**VORGEGEBENER TEXT:**
########################################

Fleischkonzerne wollen Arbeitsbedingungen am Schlachthof verbessern

Berlin - Es ist nicht lange her, da schreckten Berichte über «Waldmenschen» die Öffentlichkeit auf.

Schlachthofmitarbeiter
An verstörenden Bildern von den Lebens- und Arbeitsbedingungen osteuropäischer Leiharbeiter auf deutschen Schlachthöfe mangelt es nicht. Die Fleischbranche verpflichtet sich nun zu besseren Arbeitsbedingungen - vorerst nur freiwillig und auf dem Papier.
Über Menschen überwiegend aus Osteuropa also, die auf Schlachthöfen für Dumpinglöhne arbeiten und im Wald hausen. Mitten in Deutschland. Oder über «Eimermenschen» in der Fleischbranche, die als Leiharbeiter ihr Hab und Gut in einem Eimer verstauen.

########################################

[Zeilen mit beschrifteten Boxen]
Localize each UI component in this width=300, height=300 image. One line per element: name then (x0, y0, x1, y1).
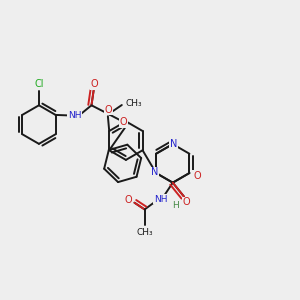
Text: O: O (183, 197, 190, 208)
Text: N: N (151, 167, 158, 178)
Text: O: O (120, 117, 128, 127)
Text: CH₃: CH₃ (136, 228, 153, 237)
Text: CH₃: CH₃ (126, 99, 142, 108)
Text: NH: NH (154, 195, 167, 204)
Text: O: O (193, 171, 201, 181)
Text: N: N (169, 139, 177, 148)
Text: O: O (90, 79, 98, 89)
Text: H: H (172, 201, 179, 210)
Text: O: O (105, 105, 112, 115)
Text: Cl: Cl (34, 80, 44, 89)
Text: O: O (125, 194, 132, 205)
Text: NH: NH (68, 111, 82, 120)
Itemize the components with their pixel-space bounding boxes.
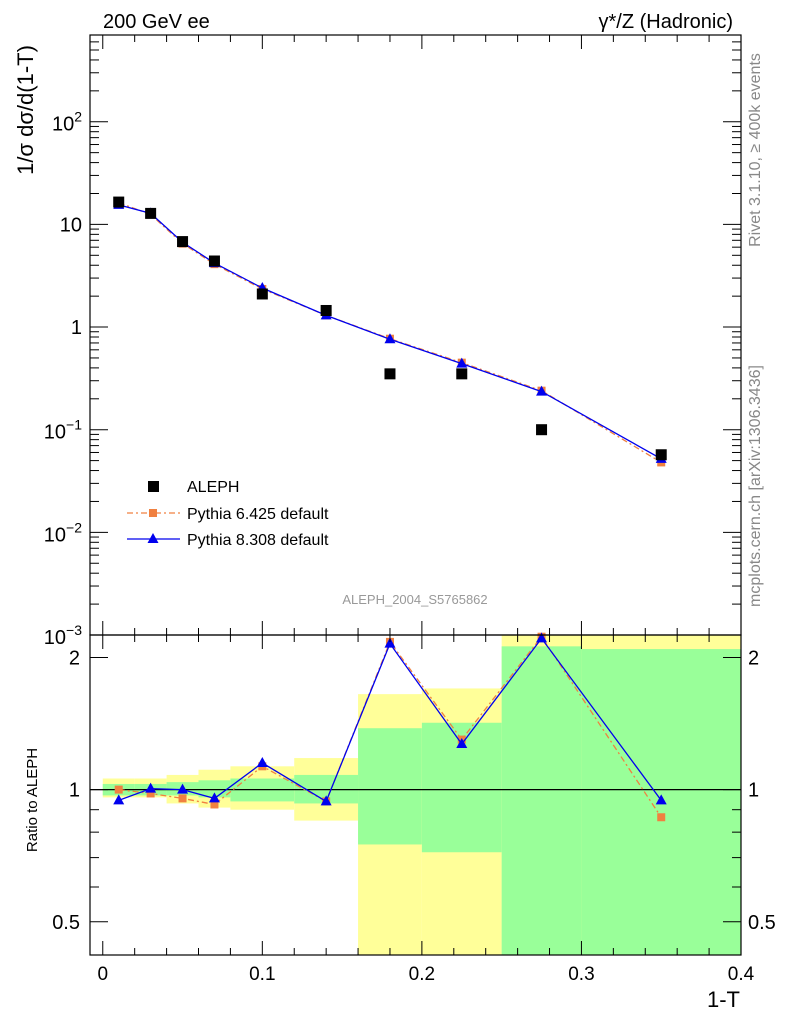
main-series [113, 196, 667, 467]
main-aleph-point-2 [177, 236, 189, 248]
ratio-ytick-label-right: 1 [748, 780, 759, 802]
legend-pythia8-label: Pythia 8.308 default [187, 532, 329, 549]
ratio-pythia8-point-3 [208, 792, 220, 803]
legend-pythia6-label: Pythia 6.425 default [187, 506, 329, 523]
xaxis-label: 1-T [707, 987, 740, 1012]
mcplots-label: mcplots.cern.ch [arXiv:1306.3436] [747, 365, 764, 607]
x-tick-label: 0 [97, 964, 108, 985]
header-left: 200 GeV ee [103, 11, 210, 33]
axes: 0 0.1 0.2 0.3 0.4 10−3 10−2 10−1 1 10 102 0.5 0.5 1 1 2… [44, 34, 776, 985]
ratio-ytick-label: 1 [69, 780, 80, 802]
ratio-pythia6-point-0 [114, 785, 123, 794]
x-tick-label: 0.1 [249, 964, 275, 985]
legend-pythia8-marker [147, 533, 159, 543]
main-ytick-label: 10 [60, 214, 82, 236]
ratio-ytick-label-right: 2 [748, 647, 759, 669]
ratio-pythia6-line [118, 635, 662, 818]
main-ylabel: 1/σ dσ/d(1-T) [13, 45, 38, 175]
ratio-pythia8-line [118, 637, 662, 803]
main-pythia6-line [118, 202, 662, 463]
ratio-pythia8-point-6 [384, 637, 396, 648]
ratio-pythia6-point-9 [657, 813, 666, 822]
main-ytick-label: 10−3 [44, 622, 82, 649]
main-aleph-point-5 [320, 304, 332, 316]
main-aleph-point-9 [655, 449, 667, 461]
main-aleph-point-6 [384, 368, 396, 380]
ratio-band-inner-8 [501, 646, 582, 955]
legend-pythia6-marker [149, 509, 157, 517]
legend-aleph-marker [148, 481, 159, 492]
ratio-pythia8-point-2 [177, 783, 189, 794]
legend: ALEPH Pythia 6.425 default Pythia 8.308 … [127, 479, 329, 549]
rivet-label: Rivet 3.1.10, ≥ 400k events [747, 53, 764, 247]
ratio-ylabel: Ratio to ALEPH [24, 748, 41, 852]
main-ytick-label: 10−2 [44, 519, 82, 546]
ratio-pythia6-point-1 [146, 789, 155, 798]
ratio-pythia6-point-2 [178, 794, 187, 803]
main-aleph-point-0 [113, 196, 125, 208]
ratio-series [113, 632, 667, 822]
ratio-pythia8-point-0 [113, 794, 125, 805]
ratio-ytick-label: 2 [69, 647, 80, 669]
main-aleph-point-8 [536, 424, 548, 436]
ratio-pythia8-point-9 [655, 794, 667, 805]
main-pythia8-point-6 [384, 333, 396, 344]
main-ytick-label: 10−1 [44, 417, 82, 444]
ratio-pythia8-point-4 [256, 756, 268, 767]
ratio-pythia8-point-5 [320, 795, 332, 806]
main-pythia8-line [118, 204, 662, 460]
main-ytick-label: 1 [71, 317, 82, 339]
header-right: γ*/Z (Hadronic) [599, 11, 733, 33]
main-aleph-point-7 [456, 368, 468, 380]
analysis-watermark: ALEPH_2004_S5765862 [342, 592, 487, 607]
main-pythia8-point-7 [456, 357, 468, 368]
ratio-bands [90, 635, 741, 955]
main-ytick-label: 102 [52, 109, 82, 136]
x-tick-label: 0.3 [568, 964, 594, 985]
main-pythia8-point-8 [536, 385, 548, 396]
ratio-frame [89, 634, 742, 956]
main-aleph-point-3 [208, 255, 220, 267]
ratio-pythia8-point-7 [456, 738, 468, 749]
legend-aleph-label: ALEPH [187, 479, 239, 496]
ratio-pythia8-point-1 [145, 782, 157, 793]
main-aleph-point-1 [145, 207, 157, 219]
ratio-ytick-label: 0.5 [52, 912, 80, 934]
x-tick-label: 0.2 [409, 964, 435, 985]
ratio-pythia8-point-8 [536, 632, 548, 643]
ratio-pythia6-point-3 [210, 800, 219, 809]
ratio-band-inner-6 [358, 728, 422, 845]
main-aleph-point-4 [256, 288, 268, 300]
ratio-ytick-label-right: 0.5 [748, 912, 776, 934]
x-tick-label: 0.4 [728, 964, 755, 985]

########################################

**ANFORDERUNGEN:**
**1.** Wie lautet der Artikel über die Arbeitsbedingungen am Schlachthof, beginnend mit „Über Menschen überwiegend aus“ und weiter bis „einem Eimer verstauen.“? Gib diesen Abschnitt wortwörtlich wieder.
**2.** Welche Zeilen mit beschrifteten Boxen stehen von der Zeile mit „Text: O: O (183, 197, 190, 208)“ bis einschließlich der Zeile mit „Itemize the components“? Zitiere genau diese Zeilen unverändert.

**LÖSUNGEN JE AUFGABE:**
**1.**
Über Menschen überwiegend aus Osteuropa also, die auf Schlachthöfen für Dumpinglöhne arbeiten und im Wald hausen. Mitten in Deutschland. Oder über «Eimermenschen» in der Fleischbranche, die als Leiharbeiter ihr Hab und Gut in einem Eimer verstauen.

**2.**
Text: O: O (183, 197, 190, 208)
Text: N: N (151, 167, 158, 178)
Text: O: O (120, 117, 128, 127)
Text: CH₃: CH₃ (136, 228, 153, 237)
Text: CH₃: CH₃ (126, 99, 142, 108)
Text: NH: NH (154, 195, 167, 204)
Text: O: O (193, 171, 201, 181)
Text: N: N (169, 139, 177, 148)
Text: O: O (90, 79, 98, 89)
Text: H: H (172, 201, 179, 210)
Text: O: O (105, 105, 112, 115)
Text: Cl: Cl (34, 80, 44, 89)
Text: O: O (125, 194, 132, 205)
Text: NH: NH (68, 111, 82, 120)
Itemize the components with their pixel-space bounding boxes.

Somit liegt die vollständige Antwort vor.